### [TEXT PROVIDED]
----------

[Yannian]

I want to simulate a vortex going towards the propeller by MRF. I want to know whether the interface between rotating and stationary domain can transfer the vortex? Now it seems that it doesn't work, and the vortex can't be transfered continuously through the interface.

[ghost82]

Yes, there are no problems..
I'm attaching a simulation with mrf of an impeller and vortex formation.

[Yannian]

Quote:

Originally Posted by ghost82

Yes, there are no problems..
I'm attaching a simulation with mrf of an impeller and vortex formation.

Thank you for your reply. It is a really positive news to me.
I saw this case in CFX tutorial before, and is your computation in CFX as well? I am using Fluent now, i don't know whether there is difference for these two codes dealing with the interface. I can't get good result from Fluent untill now.

[ghost82]

I used Fluent for the simulation.

Daniele

[Yannian]

Quote:

Originally Posted by ghost82

I used Fluent for the simulation.

Daniele

Hey Dani,
I explain to you my case and you can have a better understanding.
I build the propeller in a rotating domain and the rest is stationary domain. My stationary domian is not axisymmetrical because i am simulating a propeller running near the ground, and there is a ground in the stationary domain which is close to the propeller. There is vortex from the ground to the propeller.
Do you have any clue what can casue the vorticity not continuous? i have even tried conformal mesh because i thought the problem is due to the 'hanging' nodes. However it doesn't help.

[ghost82]

Post some pictures (contours) of what you obtained and what you think to obtain

[Yannian]

flow domain.jpg

vorticity_isosurface.jpg

Quote:

Originally Posted by ghost82

Post some pictures (contours) of what you obtained and what you think to obtain

The flow domain and the vorticity isosurface are in the attachment and could you please have a look.

[Yannian]

Quote:

Originally Posted by ghost82

Post some pictures (contours) of what you obtained and what you think to obtain

axial velocity in the plane in front of the propeller.jpg
As you can see from the vorticity isosurface and axial velocity, the flow is not continuous at the interface.

[ghost82]

Hi Yolk,
First question is: are you sure your solution is converged?
I know, also from the fluent user guide, that some discontinuities could be present across the interface, however, if you did not try, you can avoid interface for mrf calculation (i.e. connect in pre processing the faces shared by the rotor/stator) and see what's happen.

Daniele

[Yannian]

Quote:

Originally Posted by ghost82

Hi Yolk,
First question is: are you sure your solution is converged?
I know, also from the fluent user guide, that some discontinuities could be present across the interface, however, if you did not try, you can avoid interface for mrf calculation (i.e. connect in pre processing the faces shared by the rotor/stator) and see what's happen.

Daniele

Hi Dani,
I would say the solution is converged: first, the thrust on the propeller is converged; second, the vortex strength on the ground is converged.
I still think the problem is from the interface. Now i am trying a simple case by adding a vortex in the inlet and let it go from a stationary to a rotating domain, and see what happens.
How can you connect the faces shared by two domains in FLUENT?

----------

### [PROBLEMS TO WORK ON]
• A. Decide whether each statement below agrees with the forum thread on carrying a vortex across an MRF interface. Answer yes or no for each, and quote the words from the thread that settle it. (i) ghost82 ran the impeller simulation in CFX. (ii) Yannian's stationary domain is not axisymmetric. (iii) Yannian's evidence for convergence includes the thrust on the propeller.
• B. Write what comes next in the forum thread on carrying a vortex across an MRF interface, starting right after its final post.

Collected data entries:
----------

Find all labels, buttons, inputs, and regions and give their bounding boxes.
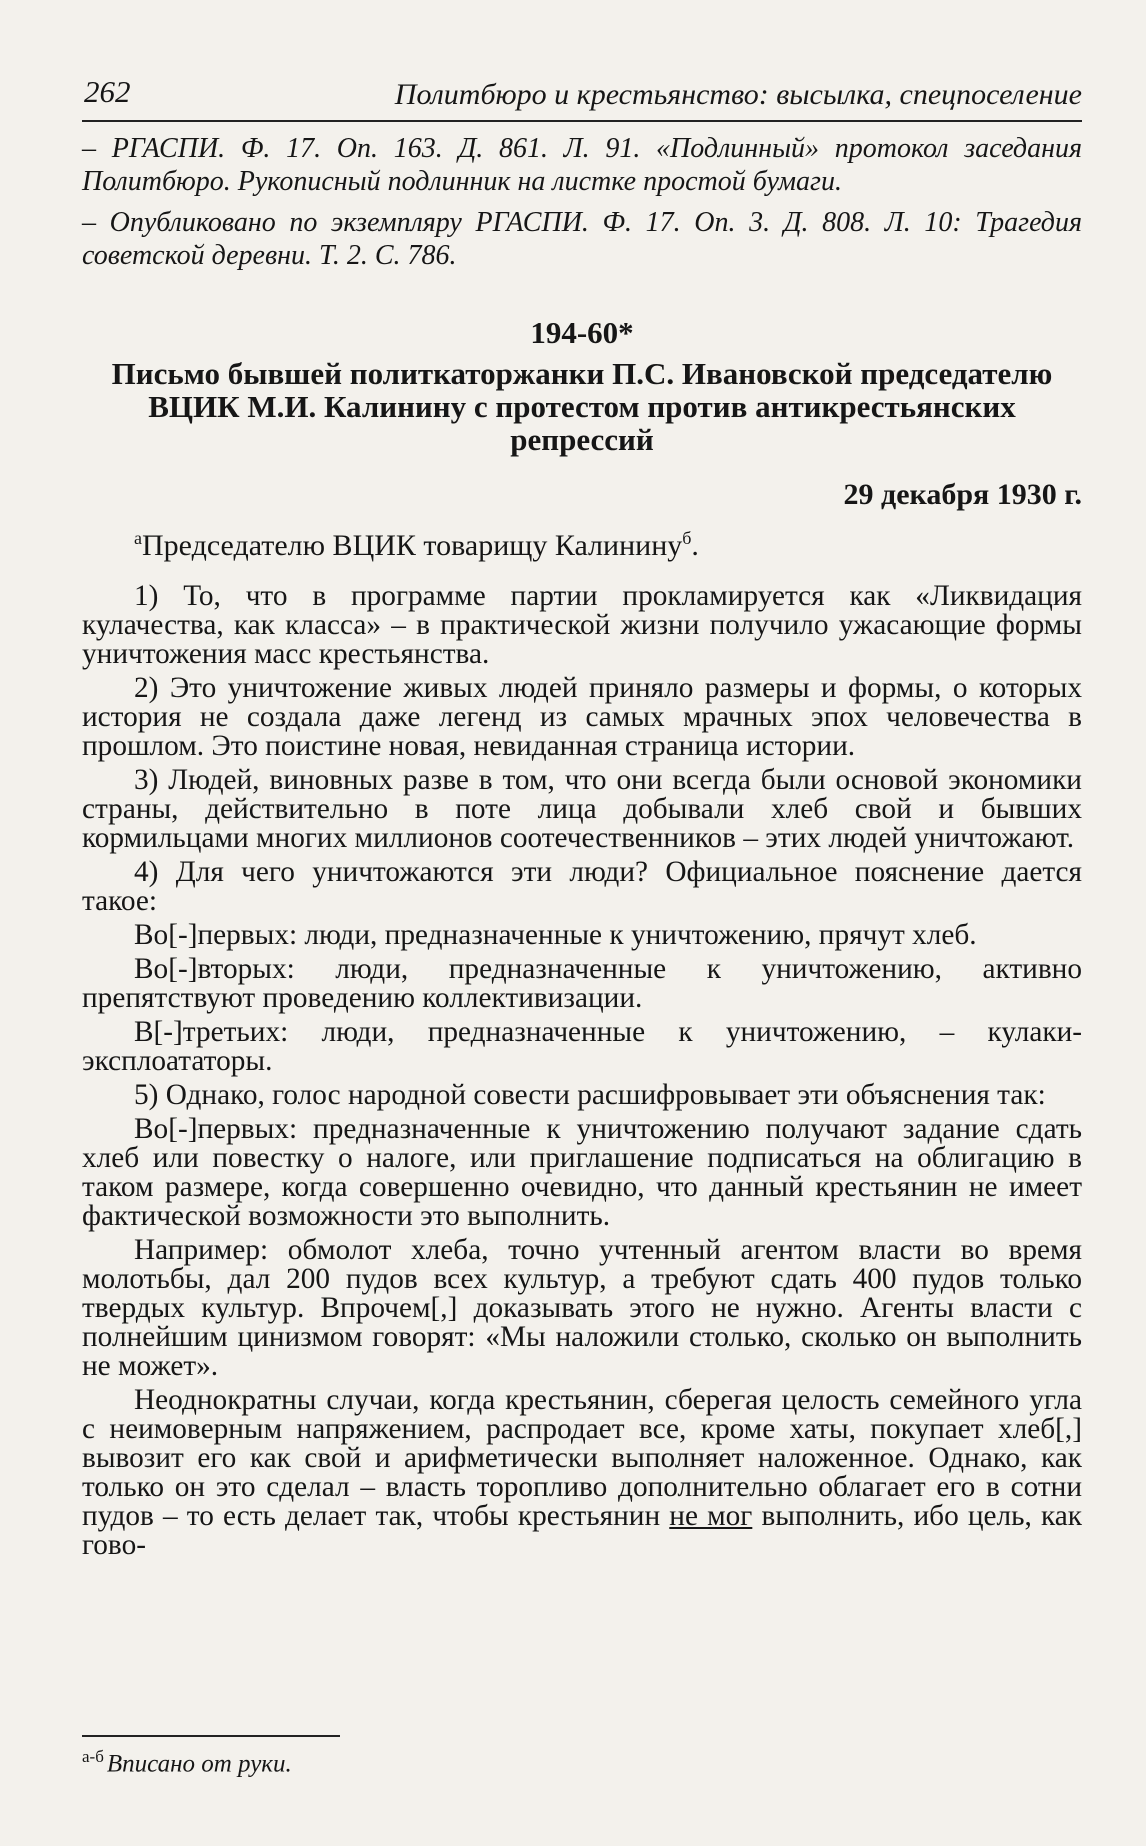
document-number: 194-60*	[530, 315, 634, 350]
running-title: Политбюро и крестьянство: высылка, спецпоселение	[394, 78, 1082, 111]
paragraph-text: выполнить, ибо цель, как гово-	[82, 1500, 1083, 1561]
document-heading	[82, 315, 1082, 456]
paragraph-text: Неоднократны случаи, когда крестьянин, сберегая целость семейного угла с неимоверным напряжением, распродает все, кроме хаты, покупает хлеб[,] вывозит его как свой и арифметически выполняет наложенное. Однако, как только он это сделал – власть торопливо дополнительно облагает его в сотни пудов – то есть делает так, чтобы крестьянин	[82, 1384, 1082, 1532]
paragraph: 5) Однако, голос народной совести расшифровывает эти объяснения так:	[134, 1079, 1046, 1111]
paragraph: Во[-]первых: люди, предназначенные к уничтожению, прячут хлеб.	[134, 919, 977, 951]
paragraph: В[-]третьих: люди, предназначенные к уничтожению, – кулаки-эксплоататоры.	[82, 1016, 1082, 1077]
paragraph: 4) Для чего уничтожаются эти люди? Официальное пояснение дается такое:	[82, 856, 1082, 917]
addressee: $^а$Председателю ВЦИК товарищу Калинину$^б$.	[134, 528, 699, 562]
paragraph	[82, 1386, 1082, 1560]
underlined-text: не мог	[669, 1500, 753, 1532]
paragraph: 2) Это уничтожение живых людей приняло размеры и формы, о которых история не создала даже легенд из самых мрачных эпох человечества в прошлом. Это поистине новая, невиданная страница истории.	[82, 672, 1082, 762]
document-date: 29 декабря 1930 г.	[843, 478, 1082, 511]
footnote	[82, 1747, 292, 1778]
footnote-mark-a: а	[134, 528, 142, 548]
document-title: Письмо бывшей политкаторжанки П.С. Ивановской председателю ВЦИК М.И. Калинину с протестом против антикрестьянских репрессий	[111, 356, 1053, 457]
running-header	[82, 70, 1082, 122]
footnote-text: Вписано от руки.	[106, 1750, 292, 1778]
paragraph: 3) Людей, виновных разве в том, что они всегда были основой экономики страны, действительно в поте лица добывали хлеб свой и бывших кормильцами многих миллионов соотечественников – этих людей уничтожают.	[82, 764, 1082, 854]
archival-sources	[82, 132, 1082, 272]
publication-reference: – Опубликовано по экземпляру РГАСПИ. Ф. 17. Оп. 3. Д. 808. Л. 10: Трагедия советской деревни. Т. 2. С. 786.	[82, 207, 1082, 271]
paragraph: 1) То, что в программе партии прокламируется как «Ликвидация кулачества, как класса» – в практической жизни получило ужасающие формы уничтожения масс крестьянства.	[82, 580, 1082, 670]
footnote-divider	[82, 1735, 340, 1737]
document-date-block	[82, 478, 1082, 512]
addressee-text: Председателю ВЦИК товарищу Калинину	[142, 529, 683, 562]
paragraph: Во[-]первых: предназначенные к уничтожению получают задание сдать хлеб или повестку о налоге, или приглашение подписаться на облигацию в таком размере, когда совершенно очевидно, что данный крестьянин не имеет фактической возможности это выполнить.	[82, 1113, 1082, 1232]
page-number: 262	[84, 74, 131, 109]
letter-body	[82, 582, 1082, 1565]
footnote-mark: а-б	[82, 1747, 104, 1766]
paragraph: Например: обмолот хлеба, точно учтенный агентом власти во время молотьбы, дал 200 пудов всех культур, а требуют сдать 400 пудов только твердых культур. Впрочем[,] доказывать этого не нужно. Агенты власти с полнейшим цинизмом говорят: «Мы наложили столько, сколько он выполнить не может».	[82, 1234, 1082, 1382]
source-reference: – РГАСПИ. Ф. 17. Оп. 163. Д. 861. Л. 91. «Подлинный» протокол заседания Политбюро. Рукописный подлинник на листке простой бумаги.	[82, 133, 1082, 197]
footnote-mark-b: б	[682, 528, 692, 548]
addressee-line	[82, 528, 1082, 563]
paragraph: Во[-]вторых: люди, предназначенные к уничтожению, активно препятствуют проведению коллективизации.	[82, 953, 1082, 1014]
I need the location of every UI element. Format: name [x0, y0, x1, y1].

----------

### [ANSWERS PER TASK]
• A.
(i) No: "I used Fluent for the simulation."
(ii) Yes: "My stationary domian is not axisymmetrical"
(iii) Yes: "first, the thrust on the propeller is converged"

• B.
Yolk

[ghost82]

Quote:

Originally Posted by Yannian

How can you connect the faces shared by two domains in FLUENT?

You can't in fluent; you have to go back to preprocessor, connect the faces and remesh the domain.
You still have the two fluid domains (rotor and stator) but they share adjacent faces, instead of having interfaces.

Daniele

[Yannian]

Quote:

Originally Posted by ghost82

You can't in fluent; you have to go back to preprocessor, connect the faces and remesh the domain.
You still have the two fluid domains (rotor and stator) but they share adjacent faces, instead of having interfaces.

Daniele

Okay, I see your point. When building the geometry, the two domains are combined under one part. There will be two domains in the ANSYS mesh, but there is only one face between the two domains. The face shared by two domains becomes interior in FLUENT boundary set up.

[ghost82]

Yes, I don't use ansys meshing, but your description is ok.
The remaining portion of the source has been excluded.